• SET TASK:
In the material below, find all lines with the string "this" and copy them.

......

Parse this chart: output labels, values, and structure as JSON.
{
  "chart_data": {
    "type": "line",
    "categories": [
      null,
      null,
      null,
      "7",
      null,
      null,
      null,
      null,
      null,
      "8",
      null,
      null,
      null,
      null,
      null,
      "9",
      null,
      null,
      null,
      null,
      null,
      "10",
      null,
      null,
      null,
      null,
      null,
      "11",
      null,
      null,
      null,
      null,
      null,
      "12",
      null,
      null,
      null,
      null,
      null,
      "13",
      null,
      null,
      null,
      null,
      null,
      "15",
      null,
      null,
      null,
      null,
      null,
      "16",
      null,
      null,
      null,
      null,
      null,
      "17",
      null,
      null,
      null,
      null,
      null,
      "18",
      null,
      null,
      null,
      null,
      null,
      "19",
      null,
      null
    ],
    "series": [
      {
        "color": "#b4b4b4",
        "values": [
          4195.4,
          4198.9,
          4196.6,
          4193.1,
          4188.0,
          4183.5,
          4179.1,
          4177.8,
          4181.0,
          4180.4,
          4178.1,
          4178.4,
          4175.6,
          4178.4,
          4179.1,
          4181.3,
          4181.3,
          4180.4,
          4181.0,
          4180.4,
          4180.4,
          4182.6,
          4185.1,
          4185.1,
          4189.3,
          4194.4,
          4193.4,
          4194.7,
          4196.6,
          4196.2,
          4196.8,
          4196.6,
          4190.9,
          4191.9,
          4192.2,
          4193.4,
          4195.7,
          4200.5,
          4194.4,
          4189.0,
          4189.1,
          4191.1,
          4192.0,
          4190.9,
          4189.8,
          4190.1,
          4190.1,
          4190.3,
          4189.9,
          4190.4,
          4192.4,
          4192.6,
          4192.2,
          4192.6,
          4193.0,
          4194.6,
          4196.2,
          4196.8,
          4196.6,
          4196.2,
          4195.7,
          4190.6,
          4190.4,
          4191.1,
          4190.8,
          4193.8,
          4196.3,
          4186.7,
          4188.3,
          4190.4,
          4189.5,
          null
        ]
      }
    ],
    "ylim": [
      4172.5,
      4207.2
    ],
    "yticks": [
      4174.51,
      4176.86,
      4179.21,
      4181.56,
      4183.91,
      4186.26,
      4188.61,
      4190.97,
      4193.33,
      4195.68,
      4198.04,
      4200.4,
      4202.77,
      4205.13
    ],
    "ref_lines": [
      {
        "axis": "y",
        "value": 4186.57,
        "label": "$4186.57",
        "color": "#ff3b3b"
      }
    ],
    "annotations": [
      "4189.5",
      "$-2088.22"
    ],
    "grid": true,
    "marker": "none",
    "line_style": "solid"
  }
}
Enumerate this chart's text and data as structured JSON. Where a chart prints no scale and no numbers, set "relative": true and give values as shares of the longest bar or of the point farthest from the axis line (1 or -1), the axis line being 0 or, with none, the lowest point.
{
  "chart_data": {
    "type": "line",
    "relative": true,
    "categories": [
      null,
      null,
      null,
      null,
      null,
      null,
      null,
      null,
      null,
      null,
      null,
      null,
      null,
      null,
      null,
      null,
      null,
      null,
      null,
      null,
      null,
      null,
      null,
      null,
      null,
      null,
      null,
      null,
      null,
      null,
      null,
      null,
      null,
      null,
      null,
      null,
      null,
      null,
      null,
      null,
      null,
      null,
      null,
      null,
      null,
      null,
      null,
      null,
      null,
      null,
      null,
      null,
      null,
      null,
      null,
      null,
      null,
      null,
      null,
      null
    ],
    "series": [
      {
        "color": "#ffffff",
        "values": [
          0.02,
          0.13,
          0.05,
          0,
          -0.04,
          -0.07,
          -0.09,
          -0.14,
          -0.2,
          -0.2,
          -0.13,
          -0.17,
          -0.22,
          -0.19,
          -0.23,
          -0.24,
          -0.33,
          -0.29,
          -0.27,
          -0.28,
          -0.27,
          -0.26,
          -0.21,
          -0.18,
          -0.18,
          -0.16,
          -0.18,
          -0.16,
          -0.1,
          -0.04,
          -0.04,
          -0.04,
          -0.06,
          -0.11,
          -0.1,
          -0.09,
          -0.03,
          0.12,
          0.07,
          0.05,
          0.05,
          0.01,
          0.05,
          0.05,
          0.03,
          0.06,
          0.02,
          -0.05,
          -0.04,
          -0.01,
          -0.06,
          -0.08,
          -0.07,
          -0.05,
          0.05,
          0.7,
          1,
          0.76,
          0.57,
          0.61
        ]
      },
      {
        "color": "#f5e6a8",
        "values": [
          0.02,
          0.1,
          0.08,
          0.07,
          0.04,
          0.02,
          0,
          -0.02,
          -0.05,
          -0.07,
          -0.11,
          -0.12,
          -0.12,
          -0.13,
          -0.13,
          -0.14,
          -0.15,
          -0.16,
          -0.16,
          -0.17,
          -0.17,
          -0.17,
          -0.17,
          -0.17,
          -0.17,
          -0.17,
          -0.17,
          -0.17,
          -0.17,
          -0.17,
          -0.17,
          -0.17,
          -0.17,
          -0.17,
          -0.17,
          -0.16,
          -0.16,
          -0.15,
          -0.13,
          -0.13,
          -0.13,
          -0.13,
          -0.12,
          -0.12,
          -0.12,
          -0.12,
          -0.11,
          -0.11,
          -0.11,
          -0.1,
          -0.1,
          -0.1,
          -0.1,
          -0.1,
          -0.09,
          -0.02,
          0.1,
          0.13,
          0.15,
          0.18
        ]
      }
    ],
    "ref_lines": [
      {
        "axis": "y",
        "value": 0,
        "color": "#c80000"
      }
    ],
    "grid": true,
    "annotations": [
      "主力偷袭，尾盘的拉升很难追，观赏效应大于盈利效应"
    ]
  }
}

......

• RESPONSE:
Parse this chart: output labels, values, and structure as JSON.
Enumerate this chart's text and data as structured JSON. Where a chart prints no scale and no numbers, set "relative": true and give values as shares of the longest bar or of the point farthest from the axis line (1 or -1), the axis line being 0 or, with none, the lowest point.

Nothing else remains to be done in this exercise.